● **Set task**
Output the full listing below exactly as it reads, and skip anything that is a picture.

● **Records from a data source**
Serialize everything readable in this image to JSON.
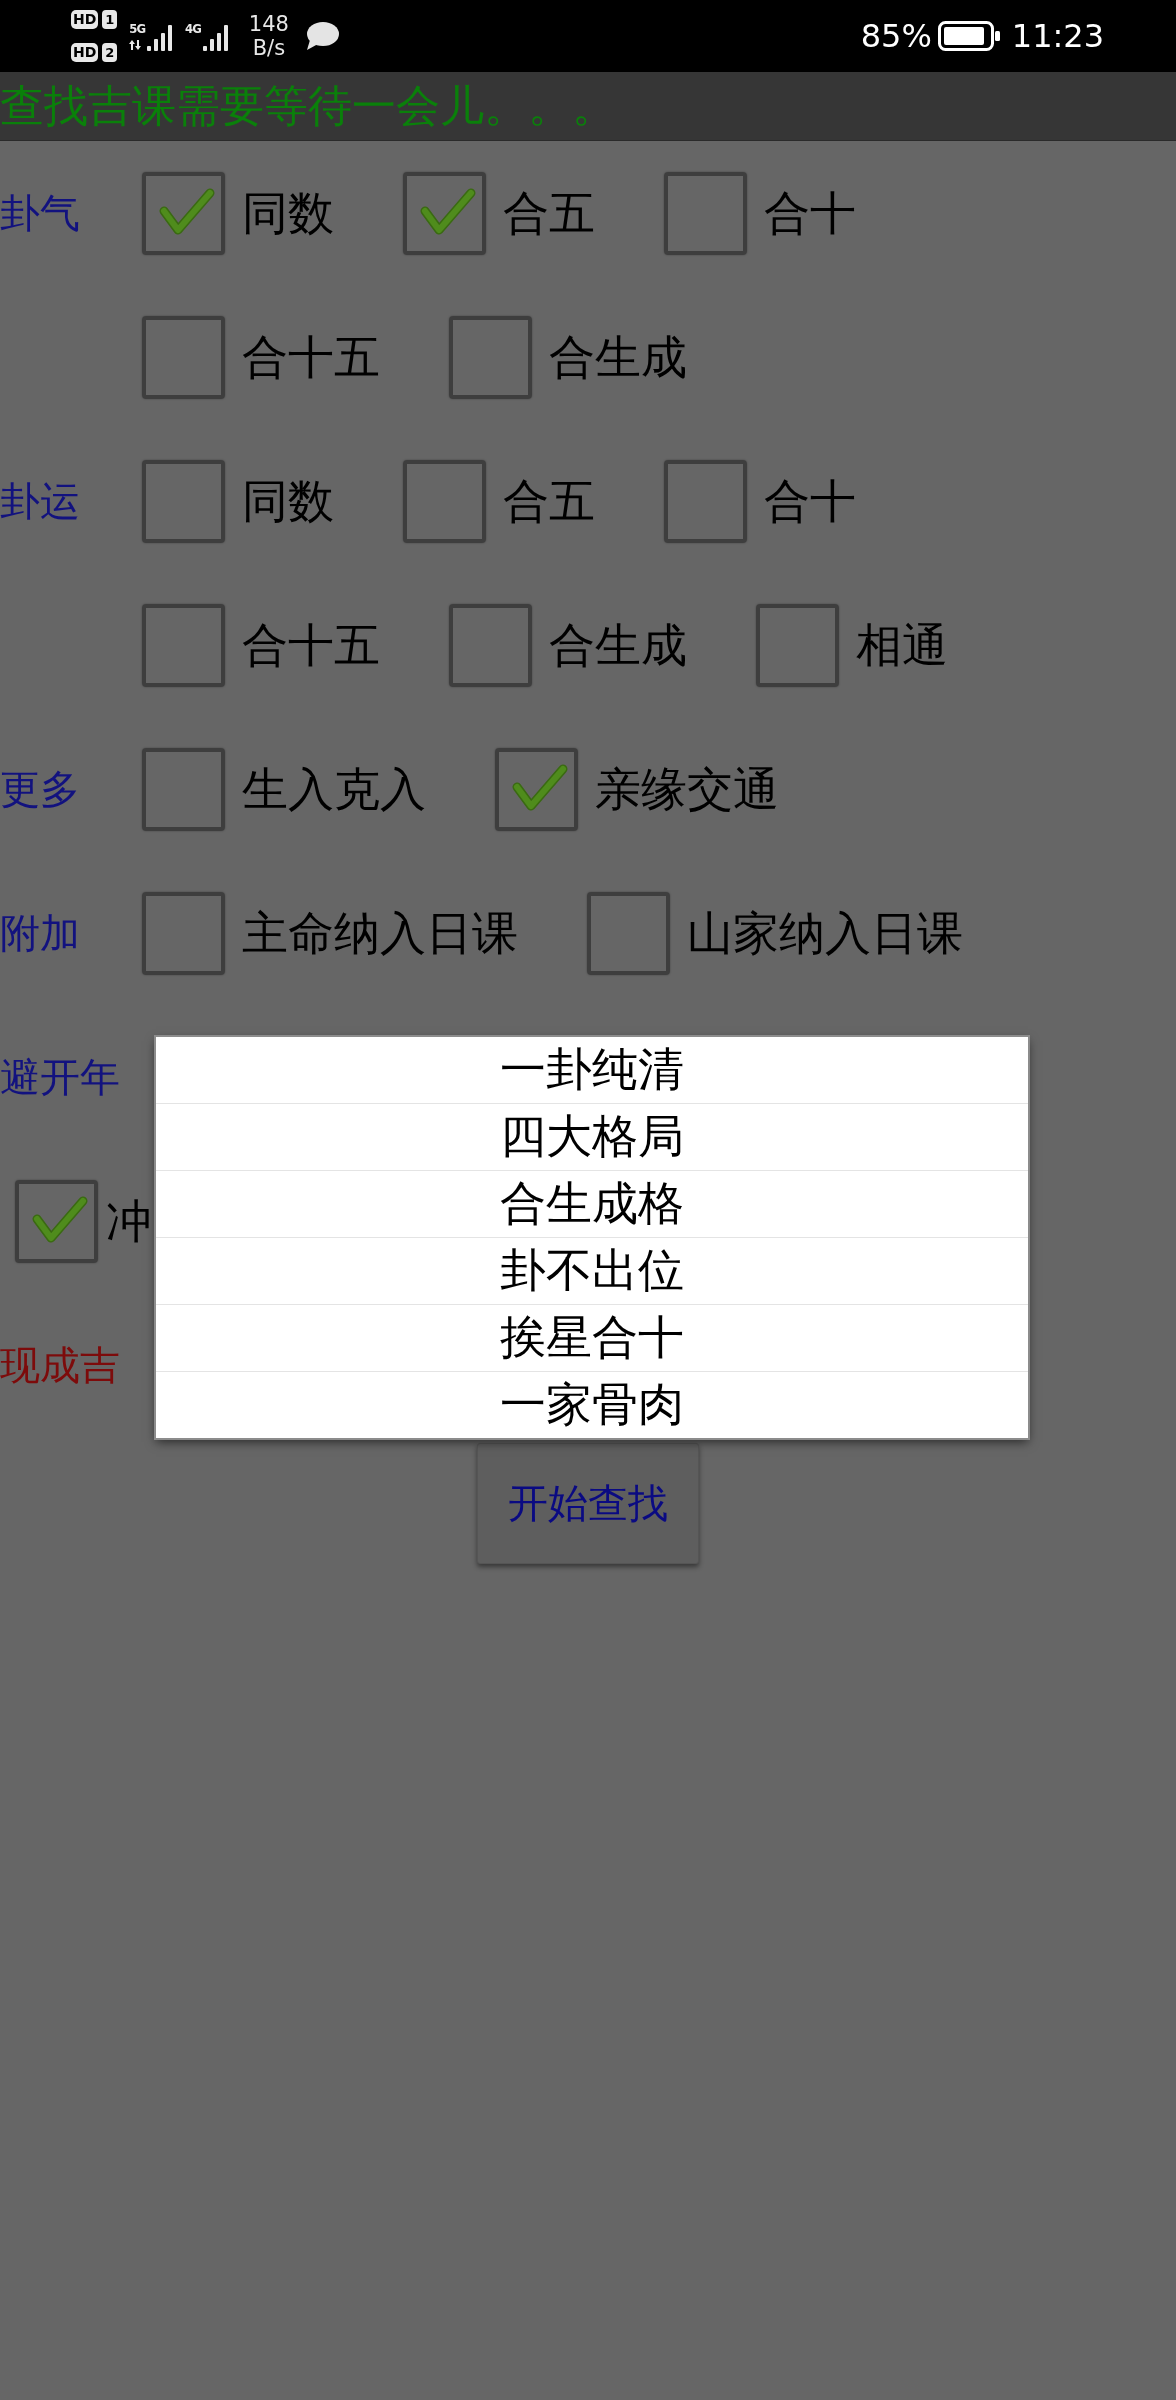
{
  "status_bar": {
    "sims": [
      {
        "badge": "HD",
        "slot": "1"
      },
      {
        "badge": "HD",
        "slot": "2"
      }
    ],
    "networks": [
      {
        "type": "5G",
        "data": true
      },
      {
        "type": "4G",
        "data": false
      }
    ],
    "speed_value": "148",
    "speed_unit": "B/s",
    "battery": "85%",
    "time": "11:23"
  },
  "title": "查找吉课需要等待一会儿。。。",
  "form": [
    {
      "kind": "options",
      "label": "卦气",
      "rows": [
        {
          "options": [
            {
              "label": "同数",
              "checked": true
            },
            {
              "label": "合五",
              "checked": true
            },
            {
              "label": "合十",
              "checked": false
            }
          ]
        },
        {
          "options": [
            {
              "label": "合十五",
              "checked": false
            },
            {
              "label": "合生成",
              "checked": false
            }
          ]
        }
      ]
    },
    {
      "kind": "options",
      "label": "卦运",
      "rows": [
        {
          "options": [
            {
              "label": "同数",
              "checked": false
            },
            {
              "label": "合五",
              "checked": false
            },
            {
              "label": "合十",
              "checked": false
            }
          ]
        },
        {
          "options": [
            {
              "label": "合十五",
              "checked": false
            },
            {
              "label": "合生成",
              "checked": false
            },
            {
              "label": "相通",
              "checked": false
            }
          ]
        }
      ]
    },
    {
      "kind": "options",
      "label": "更多",
      "rows": [
        {
          "options": [
            {
              "label": "生入克入",
              "checked": false
            },
            {
              "label": "亲缘交通",
              "checked": true
            }
          ]
        }
      ]
    },
    {
      "kind": "options",
      "label": "附加",
      "rows": [
        {
          "options": [
            {
              "label": "主命纳入日课",
              "checked": false
            },
            {
              "label": "山家纳入日课",
              "checked": false
            }
          ]
        }
      ]
    },
    {
      "kind": "heading",
      "label": "避开年"
    },
    {
      "kind": "options",
      "rows": [
        {
          "options": [
            {
              "label": "冲",
              "checked": true
            }
          ]
        }
      ]
    },
    {
      "kind": "note",
      "label": "现成吉"
    }
  ],
  "search_button": "开始查找",
  "dialog": {
    "items": [
      "一卦纯清",
      "四大格局",
      "合生成格",
      "卦不出位",
      "挨星合十",
      "一家骨肉"
    ]
  }
}
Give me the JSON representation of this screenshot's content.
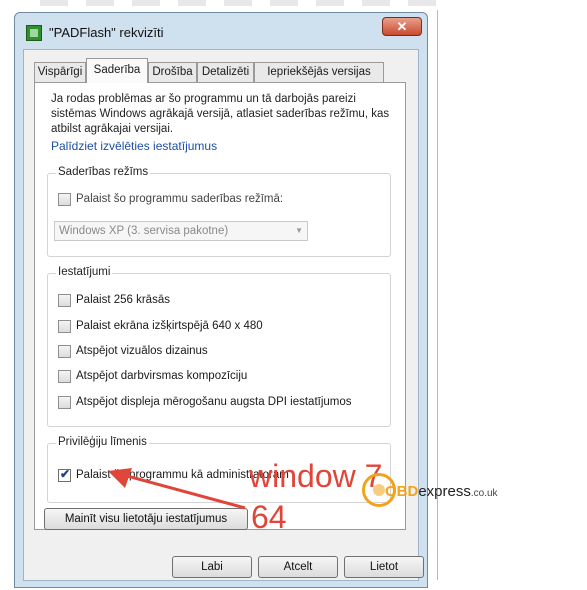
{
  "window": {
    "title": "\"PADFlash\" rekvizīti",
    "close_label": "✕"
  },
  "tabs": [
    {
      "label": "Vispārīgi",
      "active": false
    },
    {
      "label": "Saderība",
      "active": true
    },
    {
      "label": "Drošība",
      "active": false
    },
    {
      "label": "Detalizēti",
      "active": false
    },
    {
      "label": "Iepriekšējās versijas",
      "active": false
    }
  ],
  "panel": {
    "description_lines": [
      "Ja rodas problēmas ar šo programmu un tā darbojās pareizi",
      "sistēmas Windows agrākajā versijā, atlasiet saderības režīmu, kas",
      "atbilst agrākajai versijai."
    ],
    "help_link": "Palīdziet izvēlēties iestatījumus",
    "compat_group": {
      "legend": "Saderības režīms",
      "checkbox_label": "Palaist šo programmu saderības režīmā:",
      "checked": false,
      "select_value": "Windows XP (3. servisa pakotne)"
    },
    "settings_group": {
      "legend": "Iestatījumi",
      "items": [
        {
          "label": "Palaist 256 krāsās",
          "checked": false
        },
        {
          "label": "Palaist ekrāna izšķirtspējā 640 x 480",
          "checked": false
        },
        {
          "label": "Atspējot vizuālos dizainus",
          "checked": false
        },
        {
          "label": "Atspējot darbvirsmas kompozīciju",
          "checked": false
        },
        {
          "label": "Atspējot displeja mērogošanu augsta DPI iestatījumos",
          "checked": false
        }
      ]
    },
    "privilege_group": {
      "legend": "Privilēģiju līmenis",
      "admin_label": "Palaist šo programmu kā administratoram",
      "admin_checked": true
    }
  },
  "buttons": {
    "change_all_users": "Mainīt visu lietotāju iestatījumus",
    "ok": "Labi",
    "cancel": "Atcelt",
    "apply": "Lietot"
  },
  "annotation": {
    "line1": "window 7",
    "line2": "64",
    "color": "#e0453a"
  },
  "watermark": {
    "accent": "OBD",
    "main": "express",
    "tld": ".co.uk",
    "accent_color": "#f2a31a"
  }
}
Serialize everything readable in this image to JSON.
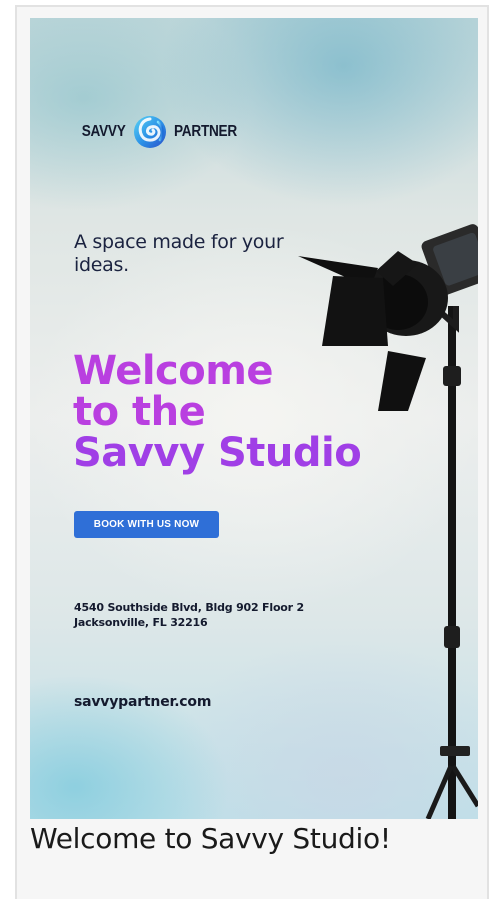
{
  "poster": {
    "logo": {
      "left_word": "SAVVY",
      "right_word": "PARTNER",
      "mark_icon": "savvy-partner-swirl-icon"
    },
    "tagline": "A space made for your ideas.",
    "headline": {
      "line1": "Welcome",
      "line2": "to the",
      "line3": "Savvy Studio"
    },
    "cta_label": "BOOK WITH US NOW",
    "address": {
      "line1": "4540 Southside Blvd, Bldg 902 Floor 2",
      "line2": "Jacksonville, FL 32216"
    },
    "website": "savvypartner.com",
    "image_subject": "studio-light-icon"
  },
  "caption": "Welcome to Savvy Studio!",
  "colors": {
    "headline": "#b93fe0",
    "cta_background": "#2f6fd7",
    "text_dark": "#141a2e"
  }
}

● **Solution for this problem**
Serialize everything readable in this image to JSON.
{
  "status_bar": {
    "sims": [
      {
        "badge": "HD",
        "slot": "1"
      },
      {
        "badge": "HD",
        "slot": "2"
      }
    ],
    "networks": [
      {
        "type": "5G",
        "data": true
      },
      {
        "type": "4G",
        "data": false
      }
    ],
    "speed_value": "148",
    "speed_unit": "B/s",
    "battery": "85%",
    "time": "11:23"
  },
  "title": "查找吉课需要等待一会儿。。。",
  "form": [
    {
      "kind": "options",
      "label": "卦气",
      "rows": [
        {
          "options": [
            {
              "label": "同数",
              "checked": true
            },
            {
              "label": "合五",
              "checked": true
            },
            {
              "label": "合十",
              "checked": false
            }
          ]
        },
        {
          "options": [
            {
              "label": "合十五",
              "checked": false
            },
            {
              "label": "合生成",
              "checked": false
            }
          ]
        }
      ]
    },
    {
      "kind": "options",
      "label": "卦运",
      "rows": [
        {
          "options": [
            {
              "label": "同数",
              "checked": false
            },
            {
              "label": "合五",
              "checked": false
            },
            {
              "label": "合十",
              "checked": false
            }
          ]
        },
        {
          "options": [
            {
              "label": "合十五",
              "checked": false
            },
            {
              "label": "合生成",
              "checked": false
            },
            {
              "label": "相通",
              "checked": false
            }
          ]
        }
      ]
    },
    {
      "kind": "options",
      "label": "更多",
      "rows": [
        {
          "options": [
            {
              "label": "生入克入",
              "checked": false
            },
            {
              "label": "亲缘交通",
              "checked": true
            }
          ]
        }
      ]
    },
    {
      "kind": "options",
      "label": "附加",
      "rows": [
        {
          "options": [
            {
              "label": "主命纳入日课",
              "checked": false
            },
            {
              "label": "山家纳入日课",
              "checked": false
            }
          ]
        }
      ]
    },
    {
      "kind": "heading",
      "label": "避开年"
    },
    {
      "kind": "options",
      "rows": [
        {
          "options": [
            {
              "label": "冲",
              "checked": true
            }
          ]
        }
      ]
    },
    {
      "kind": "note",
      "label": "现成吉"
    }
  ],
  "search_button": "开始查找",
  "dialog": {
    "items": [
      "一卦纯清",
      "四大格局",
      "合生成格",
      "卦不出位",
      "挨星合十",
      "一家骨肉"
    ]
  }
}
Give me the JSON representation of this screenshot's content.
{
  "window": {
    "title": "\"PADFlash\" rekvizīti",
    "close_label": "✕"
  },
  "tabs": [
    {
      "label": "Vispārīgi",
      "active": false
    },
    {
      "label": "Saderība",
      "active": true
    },
    {
      "label": "Drošība",
      "active": false
    },
    {
      "label": "Detalizēti",
      "active": false
    },
    {
      "label": "Iepriekšējās versijas",
      "active": false
    }
  ],
  "panel": {
    "description_lines": [
      "Ja rodas problēmas ar šo programmu un tā darbojās pareizi",
      "sistēmas Windows agrākajā versijā, atlasiet saderības režīmu, kas",
      "atbilst agrākajai versijai."
    ],
    "help_link": "Palīdziet izvēlēties iestatījumus",
    "compat_group": {
      "legend": "Saderības režīms",
      "checkbox_label": "Palaist šo programmu saderības režīmā:",
      "checked": false,
      "select_value": "Windows XP (3. servisa pakotne)"
    },
    "settings_group": {
      "legend": "Iestatījumi",
      "items": [
        {
          "label": "Palaist 256 krāsās",
          "checked": false
        },
        {
          "label": "Palaist ekrāna izšķirtspējā 640 x 480",
          "checked": false
        },
        {
          "label": "Atspējot vizuālos dizainus",
          "checked": false
        },
        {
          "label": "Atspējot darbvirsmas kompozīciju",
          "checked": false
        },
        {
          "label": "Atspējot displeja mērogošanu augsta DPI iestatījumos",
          "checked": false
        }
      ]
    },
    "privilege_group": {
      "legend": "Privilēģiju līmenis",
      "admin_label": "Palaist šo programmu kā administratoram",
      "admin_checked": true
    }
  },
  "buttons": {
    "change_all_users": "Mainīt visu lietotāju iestatījumus",
    "ok": "Labi",
    "cancel": "Atcelt",
    "apply": "Lietot"
  },
  "annotation": {
    "line1": "window 7",
    "line2": "64",
    "color": "#e0453a"
  },
  "watermark": {
    "accent": "OBD",
    "main": "express",
    "tld": ".co.uk",
    "accent_color": "#f2a31a"
  }
}
Serialize everything readable in this image to JSON.
{
  "poster": {
    "logo": {
      "left_word": "SAVVY",
      "right_word": "PARTNER",
      "mark_icon": "savvy-partner-swirl-icon"
    },
    "tagline": "A space made for your ideas.",
    "headline": {
      "line1": "Welcome",
      "line2": "to the",
      "line3": "Savvy Studio"
    },
    "cta_label": "BOOK WITH US NOW",
    "address": {
      "line1": "4540 Southside Blvd, Bldg 902 Floor 2",
      "line2": "Jacksonville, FL 32216"
    },
    "website": "savvypartner.com",
    "image_subject": "studio-light-icon"
  },
  "caption": "Welcome to Savvy Studio!",
  "colors": {
    "headline": "#b93fe0",
    "cta_background": "#2f6fd7",
    "text_dark": "#141a2e"
  }
}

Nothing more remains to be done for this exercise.